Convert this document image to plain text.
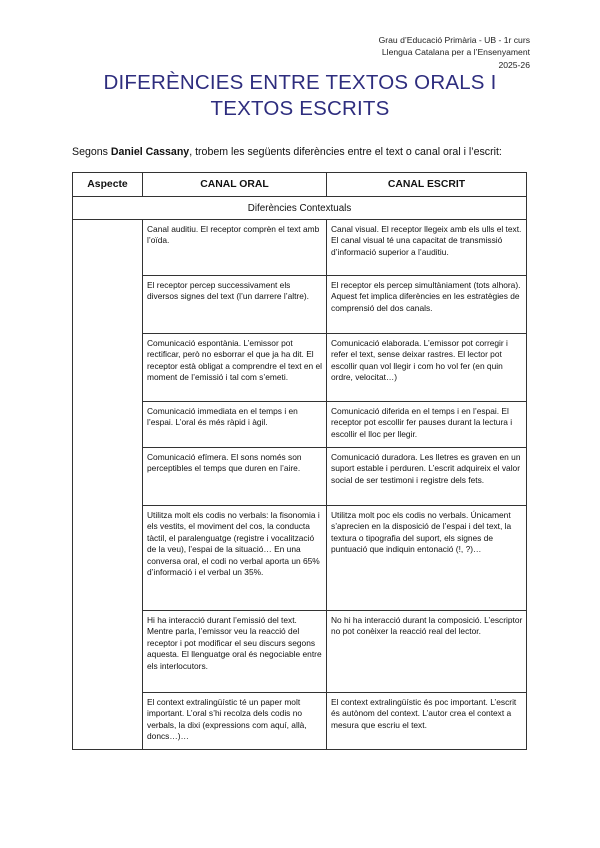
Grau d’Educació Primària - UB - 1r curs
Llengua Catalana per a l’Ensenyament
2025-26
DIFERÈNCIES ENTRE TEXTOS ORALS I
TEXTOS ESCRITS
Segons Daniel Cassany, trobem les següents diferències entre el text o canal oral i l’escrit:
Aspecte	CANAL ORAL	CANAL ESCRIT
Diferències Contextuals		
	Canal auditiu. El receptor comprèn el text amb l’oïda.	Canal visual. El receptor llegeix amb els ulls el text. El canal visual té una capacitat de transmissió d’informació superior a l’auditiu.
	El receptor percep successivament els diversos signes del text (l’un darrere l’altre).	El receptor els percep simultàniament (tots alhora). Aquest fet implica diferències en les estratègies de comprensió del dos canals.
	Comunicació espontània. L’emissor pot rectificar, però no esborrar el que ja ha dit. El receptor està obligat a comprendre el text en el moment de l’emissió i tal com s’emeti.	Comunicació elaborada. L’emissor pot corregir i refer el text, sense deixar rastres. El lector pot escollir quan vol llegir i com ho vol fer (en quin ordre, velocitat…)
	Comunicació immediata en el temps i en l’espai. L’oral és més ràpid i àgil.	Comunicació diferida en el temps i en l’espai. El receptor pot escollir fer pauses durant la lectura i escollir el lloc per llegir.
	Comunicació efímera. El sons només son perceptibles el temps que duren en l’aire.	Comunicació duradora. Les lletres es graven en un suport estable i perduren. L’escrit adquireix el valor social de ser testimoni i registre dels fets.
	Utilitza molt els codis no verbals: la fisonomia i els vestits, el moviment del cos, la conducta tàctil, el paralenguatge (registre i vocalització de la veu), l’espai de la situació… En una conversa oral, el codi no verbal aporta un 65% d’informació i el verbal un 35%.	Utilitza molt poc els codis no verbals. Únicament s’aprecien en la disposició de l’espai i del text, la textura o tipografia del suport, els signes de puntuació que indiquin entonació (!, ?)…
	Hi ha interacció durant l’emissió del text. Mentre parla, l’emissor veu la reacció del receptor i pot modificar el seu discurs segons aquesta. El llenguatge oral és negociable entre els interlocutors.	No hi ha interacció durant la composició. L’escriptor no pot conèixer la reacció real del lector.
	El context extralingüístic té un paper molt important. L’oral s’hi recolza dels codis no verbals, la dixi (expressions com aquí, allà, doncs…)…	El context extralingüístic és poc important. L’escrit és autònom del context. L’autor crea el context a mesura que escriu el text.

» What this task involves
Copy each line above that contains the string "emissor".

» Result of the exercise
	Comunicació espontània. L’emissor pot rectificar, però no esborrar el que ja ha dit. El receptor està obligat a comprendre el text en el moment de l’emissió i tal com s’emeti.	Comunicació elaborada. L’emissor pot corregir i refer el text, sense deixar rastres. El lector pot escollir quan vol llegir i com ho vol fer (en quin ordre, velocitat…)
	Hi ha interacció durant l’emissió del text. Mentre parla, l’emissor veu la reacció del receptor i pot modificar el seu discurs segons aquesta. El llenguatge oral és negociable entre els interlocutors.	No hi ha interacció durant la composició. L’escriptor no pot conèixer la reacció real del lector.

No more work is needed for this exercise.